-- BEGIN Excerpted passage --
Next-Gen Connectivity – Wi-Fi 6 and 5G Compared

What Wi-Fi 6 and 5G Have in Common:

Core Technologies: Wi-Fi 6 and 5G are both based on orthogonal frequency division multiple access (OFDMA) technology, which originated from LTE. Wi-Fi 6 introduces subcarriers for simultaneously transmitting user data. In addition, multi-user multiple-input multiple-output (MU-MIMO) is used by Wi-Fi 6 to increase both the per-AP bandwidth and the access capacity by four times.

How Are Wi-Fi 6 and 5G Different:

Application Scenarios: Wi-Fi 6 is a short-distance wireless technology and is most suitable for indoor coverage. Due to the limitation of spectrum resources and power, Wi-Fi 6 does not work well in outdoor long-distance scenarios where signals are prone to interference. The 5G network is planned and managed uniformly by the national authorities based on licensed spectrum resources. For outdoor coverage, signal interference is low, and therefore 5G is a feasible solution. For indoor coverage, however, high-frequency (24 GHz to 52 GHz) signals used by 5G are extremely prone to attenuation, and consequently, complex network planning is required for 5G deployment. Wi-Fi has an obvious advantage over 5G when it comes to deployment and maintenance for indoor coverage. As such, 5G is mainly used in public venues, public network access, and public IoT infrastructure of smart cities. Conversely, Wi-Fi is mainly used for self-built campus networks of enterprises and indoor high-density access.
-- END Excerpted passage --
● Short task 1: Convert the entries from their first line through the line containing "table-row[interactable]: Close tab" into a JSON list of strings, one string per line, skipping any blank lines.
These entries have no connection to the Wi-Fi 6 and 5G comparison.
-- BEGIN Excerpted data --
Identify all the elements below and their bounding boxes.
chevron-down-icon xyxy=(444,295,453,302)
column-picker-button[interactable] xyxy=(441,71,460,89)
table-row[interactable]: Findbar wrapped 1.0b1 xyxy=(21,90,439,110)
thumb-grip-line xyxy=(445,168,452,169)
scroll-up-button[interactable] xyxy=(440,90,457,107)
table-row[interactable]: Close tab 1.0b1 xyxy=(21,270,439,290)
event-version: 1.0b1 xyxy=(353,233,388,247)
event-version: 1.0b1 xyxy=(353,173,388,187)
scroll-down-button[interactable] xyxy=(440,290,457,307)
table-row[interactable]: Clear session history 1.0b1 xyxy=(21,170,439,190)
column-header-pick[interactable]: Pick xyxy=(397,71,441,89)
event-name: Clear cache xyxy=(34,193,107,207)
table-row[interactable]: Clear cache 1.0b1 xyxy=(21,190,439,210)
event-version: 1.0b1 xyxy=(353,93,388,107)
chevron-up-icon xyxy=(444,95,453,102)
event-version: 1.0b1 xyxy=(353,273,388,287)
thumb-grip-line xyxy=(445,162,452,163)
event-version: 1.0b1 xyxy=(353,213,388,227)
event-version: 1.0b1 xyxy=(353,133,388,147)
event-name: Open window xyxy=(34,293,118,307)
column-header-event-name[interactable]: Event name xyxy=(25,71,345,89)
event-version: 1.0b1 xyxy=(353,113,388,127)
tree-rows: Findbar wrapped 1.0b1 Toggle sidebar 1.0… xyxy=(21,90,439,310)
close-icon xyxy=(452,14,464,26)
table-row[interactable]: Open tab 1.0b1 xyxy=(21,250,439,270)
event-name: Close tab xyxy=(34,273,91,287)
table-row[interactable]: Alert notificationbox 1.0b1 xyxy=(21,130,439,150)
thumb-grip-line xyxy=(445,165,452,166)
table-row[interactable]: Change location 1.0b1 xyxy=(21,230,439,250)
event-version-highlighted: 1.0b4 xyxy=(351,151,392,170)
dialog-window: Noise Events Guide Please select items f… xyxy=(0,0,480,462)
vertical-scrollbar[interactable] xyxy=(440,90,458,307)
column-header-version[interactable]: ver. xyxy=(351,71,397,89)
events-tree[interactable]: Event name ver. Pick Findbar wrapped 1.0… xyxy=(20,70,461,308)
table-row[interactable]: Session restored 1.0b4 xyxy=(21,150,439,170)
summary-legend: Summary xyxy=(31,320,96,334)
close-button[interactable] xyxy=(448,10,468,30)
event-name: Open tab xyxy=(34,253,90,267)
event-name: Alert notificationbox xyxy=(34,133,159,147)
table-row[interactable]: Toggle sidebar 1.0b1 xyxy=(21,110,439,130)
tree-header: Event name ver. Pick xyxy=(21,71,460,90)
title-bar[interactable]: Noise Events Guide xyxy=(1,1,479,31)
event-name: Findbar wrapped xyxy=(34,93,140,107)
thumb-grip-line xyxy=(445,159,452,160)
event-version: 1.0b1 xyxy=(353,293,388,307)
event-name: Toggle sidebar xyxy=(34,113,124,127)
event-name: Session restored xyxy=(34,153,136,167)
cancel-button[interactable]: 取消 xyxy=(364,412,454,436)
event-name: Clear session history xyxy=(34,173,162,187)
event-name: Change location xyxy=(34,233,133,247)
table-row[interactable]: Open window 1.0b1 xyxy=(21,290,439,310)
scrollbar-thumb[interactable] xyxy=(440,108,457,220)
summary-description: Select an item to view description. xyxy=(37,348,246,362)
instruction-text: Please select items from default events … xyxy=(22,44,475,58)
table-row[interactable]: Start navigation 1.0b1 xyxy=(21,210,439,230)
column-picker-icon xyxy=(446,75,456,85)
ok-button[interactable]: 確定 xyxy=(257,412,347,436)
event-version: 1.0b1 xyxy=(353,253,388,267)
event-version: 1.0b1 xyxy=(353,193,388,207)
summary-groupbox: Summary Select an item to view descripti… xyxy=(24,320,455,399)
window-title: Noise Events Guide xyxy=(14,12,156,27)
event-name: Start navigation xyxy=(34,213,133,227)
-- END Excerpted data --
● Short task 2: Repeat the part of the Wi-Fi 6 and 5G comparison that begins with the words "Core Technologies: Wi-Fi" and ends with "by four times.".

● Written answer 1:
[
  "Identify all the elements below and their bounding boxes.",
  "chevron-down-icon xyxy=(444,295,453,302)",
  "column-picker-button[interactable] xyxy=(441,71,460,89)",
  "table-row[interactable]: Findbar wrapped 1.0b1 xyxy=(21,90,439,110)",
  "thumb-grip-line xyxy=(445,168,452,169)",
  "scroll-up-button[interactable] xyxy=(440,90,457,107)",
  "table-row[interactable]: Close tab 1.0b1 xyxy=(21,270,439,290)"
]

● Written answer 2:
Core Technologies: Wi-Fi 6 and 5G are both based on orthogonal frequency division multiple access (OFDMA) technology, which originated from LTE. Wi-Fi 6 introduces subcarriers for simultaneously transmitting user data. In addition, multi-user multiple-input multiple-output (MU-MIMO) is used by Wi-Fi 6 to increase both the per-AP bandwidth and the access capacity by four times.